Short task → Please quote the material exactly, every line of it.
********
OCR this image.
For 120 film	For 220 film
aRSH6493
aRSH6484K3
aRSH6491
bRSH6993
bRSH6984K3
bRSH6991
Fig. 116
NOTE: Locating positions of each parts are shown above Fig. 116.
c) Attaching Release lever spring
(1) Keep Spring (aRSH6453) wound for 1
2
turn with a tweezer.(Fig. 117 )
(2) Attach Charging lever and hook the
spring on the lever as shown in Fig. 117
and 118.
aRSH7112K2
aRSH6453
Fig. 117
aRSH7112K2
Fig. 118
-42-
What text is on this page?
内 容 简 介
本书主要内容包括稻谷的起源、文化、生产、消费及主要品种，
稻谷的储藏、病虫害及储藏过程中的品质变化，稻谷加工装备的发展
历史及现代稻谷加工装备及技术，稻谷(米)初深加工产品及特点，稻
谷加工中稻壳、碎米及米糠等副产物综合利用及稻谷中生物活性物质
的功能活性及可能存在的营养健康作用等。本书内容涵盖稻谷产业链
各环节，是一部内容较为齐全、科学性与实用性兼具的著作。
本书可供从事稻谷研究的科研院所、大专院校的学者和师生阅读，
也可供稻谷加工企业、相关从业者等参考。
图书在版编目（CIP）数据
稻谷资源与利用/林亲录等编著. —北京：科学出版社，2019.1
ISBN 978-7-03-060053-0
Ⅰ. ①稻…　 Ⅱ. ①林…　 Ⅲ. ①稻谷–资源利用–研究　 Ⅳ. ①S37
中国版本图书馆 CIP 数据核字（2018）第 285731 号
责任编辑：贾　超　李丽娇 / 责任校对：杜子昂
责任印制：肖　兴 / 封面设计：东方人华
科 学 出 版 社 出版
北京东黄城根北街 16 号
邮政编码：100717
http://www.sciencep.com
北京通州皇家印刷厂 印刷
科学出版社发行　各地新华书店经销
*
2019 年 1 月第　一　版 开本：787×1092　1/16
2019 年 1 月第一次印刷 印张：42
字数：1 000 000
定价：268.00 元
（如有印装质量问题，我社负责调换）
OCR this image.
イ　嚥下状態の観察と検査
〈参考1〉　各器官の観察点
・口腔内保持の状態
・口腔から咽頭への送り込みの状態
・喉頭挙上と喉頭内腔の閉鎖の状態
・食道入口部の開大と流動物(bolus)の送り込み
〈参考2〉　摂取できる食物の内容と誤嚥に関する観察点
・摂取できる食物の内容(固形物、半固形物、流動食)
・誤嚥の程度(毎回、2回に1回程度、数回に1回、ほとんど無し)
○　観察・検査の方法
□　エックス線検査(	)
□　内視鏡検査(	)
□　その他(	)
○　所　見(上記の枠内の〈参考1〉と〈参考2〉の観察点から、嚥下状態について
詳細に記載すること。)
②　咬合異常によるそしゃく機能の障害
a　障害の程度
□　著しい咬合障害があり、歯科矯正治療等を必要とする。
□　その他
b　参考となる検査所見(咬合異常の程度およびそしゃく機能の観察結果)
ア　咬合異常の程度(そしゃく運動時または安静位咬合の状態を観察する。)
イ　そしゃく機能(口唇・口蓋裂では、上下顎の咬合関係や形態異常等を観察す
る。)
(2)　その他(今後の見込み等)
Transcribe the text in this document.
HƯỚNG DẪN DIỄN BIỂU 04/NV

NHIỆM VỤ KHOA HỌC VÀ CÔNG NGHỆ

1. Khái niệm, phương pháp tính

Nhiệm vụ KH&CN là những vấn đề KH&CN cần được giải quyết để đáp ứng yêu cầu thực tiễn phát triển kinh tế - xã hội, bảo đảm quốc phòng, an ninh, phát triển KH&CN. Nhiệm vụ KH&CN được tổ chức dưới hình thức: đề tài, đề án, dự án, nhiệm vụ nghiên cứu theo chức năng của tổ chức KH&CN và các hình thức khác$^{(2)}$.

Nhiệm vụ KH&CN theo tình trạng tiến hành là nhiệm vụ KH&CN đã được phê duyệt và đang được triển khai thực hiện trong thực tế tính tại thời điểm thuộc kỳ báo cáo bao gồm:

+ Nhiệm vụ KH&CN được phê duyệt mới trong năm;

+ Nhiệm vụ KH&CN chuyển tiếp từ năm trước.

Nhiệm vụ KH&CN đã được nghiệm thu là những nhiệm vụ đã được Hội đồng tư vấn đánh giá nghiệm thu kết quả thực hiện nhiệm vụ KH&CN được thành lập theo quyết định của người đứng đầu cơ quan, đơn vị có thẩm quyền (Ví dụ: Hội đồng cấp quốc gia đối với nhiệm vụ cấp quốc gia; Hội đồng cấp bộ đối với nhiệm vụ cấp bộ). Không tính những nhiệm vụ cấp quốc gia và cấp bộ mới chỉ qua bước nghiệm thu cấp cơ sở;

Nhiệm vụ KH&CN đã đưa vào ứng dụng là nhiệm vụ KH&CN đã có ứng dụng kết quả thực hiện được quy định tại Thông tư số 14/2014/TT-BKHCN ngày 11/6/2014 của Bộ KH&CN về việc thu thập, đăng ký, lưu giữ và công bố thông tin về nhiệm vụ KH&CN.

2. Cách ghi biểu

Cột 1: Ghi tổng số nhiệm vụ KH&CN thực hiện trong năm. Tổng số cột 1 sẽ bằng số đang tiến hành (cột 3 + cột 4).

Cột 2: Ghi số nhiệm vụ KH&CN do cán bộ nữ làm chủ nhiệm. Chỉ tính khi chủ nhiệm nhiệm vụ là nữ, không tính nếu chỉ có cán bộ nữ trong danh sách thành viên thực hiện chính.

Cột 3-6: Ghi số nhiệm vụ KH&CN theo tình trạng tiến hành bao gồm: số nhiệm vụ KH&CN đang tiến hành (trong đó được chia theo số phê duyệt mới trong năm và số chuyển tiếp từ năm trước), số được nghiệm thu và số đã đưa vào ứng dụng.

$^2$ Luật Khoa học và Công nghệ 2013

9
********
Correct result →
OCR this image.
For 120 film	For 220 film
aRSH6493
aRSH6484K3
aRSH6491
bRSH6993
bRSH6984K3
bRSH6991
Fig. 116
NOTE: Locating positions of each parts are shown above Fig. 116.
c) Attaching Release lever spring
(1) Keep Spring (aRSH6453) wound for 1
2
turn with a tweezer.(Fig. 117 )
(2) Attach Charging lever and hook the
spring on the lever as shown in Fig. 117
and 118.
aRSH7112K2
aRSH6453
Fig. 117
aRSH7112K2
Fig. 118
-42-
What text is on this page?
内 容 简 介
本书主要内容包括稻谷的起源、文化、生产、消费及主要品种，
稻谷的储藏、病虫害及储藏过程中的品质变化，稻谷加工装备的发展
历史及现代稻谷加工装备及技术，稻谷(米)初深加工产品及特点，稻
谷加工中稻壳、碎米及米糠等副产物综合利用及稻谷中生物活性物质
的功能活性及可能存在的营养健康作用等。本书内容涵盖稻谷产业链
各环节，是一部内容较为齐全、科学性与实用性兼具的著作。
本书可供从事稻谷研究的科研院所、大专院校的学者和师生阅读，
也可供稻谷加工企业、相关从业者等参考。
图书在版编目（CIP）数据
稻谷资源与利用/林亲录等编著. —北京：科学出版社，2019.1
ISBN 978-7-03-060053-0
Ⅰ. ①稻…　 Ⅱ. ①林…　 Ⅲ. ①稻谷–资源利用–研究　 Ⅳ. ①S37
中国版本图书馆 CIP 数据核字（2018）第 285731 号
责任编辑：贾　超　李丽娇 / 责任校对：杜子昂
责任印制：肖　兴 / 封面设计：东方人华
科 学 出 版 社 出版
北京东黄城根北街 16 号
邮政编码：100717
http://www.sciencep.com
北京通州皇家印刷厂 印刷
科学出版社发行　各地新华书店经销
*
2019 年 1 月第　一　版 开本：787×1092　1/16
2019 年 1 月第一次印刷 印张：42
字数：1 000 000
定价：268.00 元
（如有印装质量问题，我社负责调换）
OCR this image.
イ　嚥下状態の観察と検査
〈参考1〉　各器官の観察点
・口腔内保持の状態
・口腔から咽頭への送り込みの状態
・喉頭挙上と喉頭内腔の閉鎖の状態
・食道入口部の開大と流動物(bolus)の送り込み
〈参考2〉　摂取できる食物の内容と誤嚥に関する観察点
・摂取できる食物の内容(固形物、半固形物、流動食)
・誤嚥の程度(毎回、2回に1回程度、数回に1回、ほとんど無し)
○　観察・検査の方法
□　エックス線検査(	)
□　内視鏡検査(	)
□　その他(	)
○　所　見(上記の枠内の〈参考1〉と〈参考2〉の観察点から、嚥下状態について
詳細に記載すること。)
②　咬合異常によるそしゃく機能の障害
a　障害の程度
□　著しい咬合障害があり、歯科矯正治療等を必要とする。
□　その他
b　参考となる検査所見(咬合異常の程度およびそしゃく機能の観察結果)
ア　咬合異常の程度(そしゃく運動時または安静位咬合の状態を観察する。)
イ　そしゃく機能(口唇・口蓋裂では、上下顎の咬合関係や形態異常等を観察す
る。)
(2)　その他(今後の見込み等)
Transcribe the text in this document.
HƯỚNG DẪN DIỄN BIỂU 04/NV

NHIỆM VỤ KHOA HỌC VÀ CÔNG NGHỆ

1. Khái niệm, phương pháp tính

Nhiệm vụ KH&CN là những vấn đề KH&CN cần được giải quyết để đáp ứng yêu cầu thực tiễn phát triển kinh tế - xã hội, bảo đảm quốc phòng, an ninh, phát triển KH&CN. Nhiệm vụ KH&CN được tổ chức dưới hình thức: đề tài, đề án, dự án, nhiệm vụ nghiên cứu theo chức năng của tổ chức KH&CN và các hình thức khác$^{(2)}$.

Nhiệm vụ KH&CN theo tình trạng tiến hành là nhiệm vụ KH&CN đã được phê duyệt và đang được triển khai thực hiện trong thực tế tính tại thời điểm thuộc kỳ báo cáo bao gồm:

+ Nhiệm vụ KH&CN được phê duyệt mới trong năm;

+ Nhiệm vụ KH&CN chuyển tiếp từ năm trước.

Nhiệm vụ KH&CN đã được nghiệm thu là những nhiệm vụ đã được Hội đồng tư vấn đánh giá nghiệm thu kết quả thực hiện nhiệm vụ KH&CN được thành lập theo quyết định của người đứng đầu cơ quan, đơn vị có thẩm quyền (Ví dụ: Hội đồng cấp quốc gia đối với nhiệm vụ cấp quốc gia; Hội đồng cấp bộ đối với nhiệm vụ cấp bộ). Không tính những nhiệm vụ cấp quốc gia và cấp bộ mới chỉ qua bước nghiệm thu cấp cơ sở;

Nhiệm vụ KH&CN đã đưa vào ứng dụng là nhiệm vụ KH&CN đã có ứng dụng kết quả thực hiện được quy định tại Thông tư số 14/2014/TT-BKHCN ngày 11/6/2014 của Bộ KH&CN về việc thu thập, đăng ký, lưu giữ và công bố thông tin về nhiệm vụ KH&CN.

2. Cách ghi biểu

Cột 1: Ghi tổng số nhiệm vụ KH&CN thực hiện trong năm. Tổng số cột 1 sẽ bằng số đang tiến hành (cột 3 + cột 4).

Cột 2: Ghi số nhiệm vụ KH&CN do cán bộ nữ làm chủ nhiệm. Chỉ tính khi chủ nhiệm nhiệm vụ là nữ, không tính nếu chỉ có cán bộ nữ trong danh sách thành viên thực hiện chính.

Cột 3-6: Ghi số nhiệm vụ KH&CN theo tình trạng tiến hành bao gồm: số nhiệm vụ KH&CN đang tiến hành (trong đó được chia theo số phê duyệt mới trong năm và số chuyển tiếp từ năm trước), số được nghiệm thu và số đã đưa vào ứng dụng.

$^2$ Luật Khoa học và Công nghệ 2013

9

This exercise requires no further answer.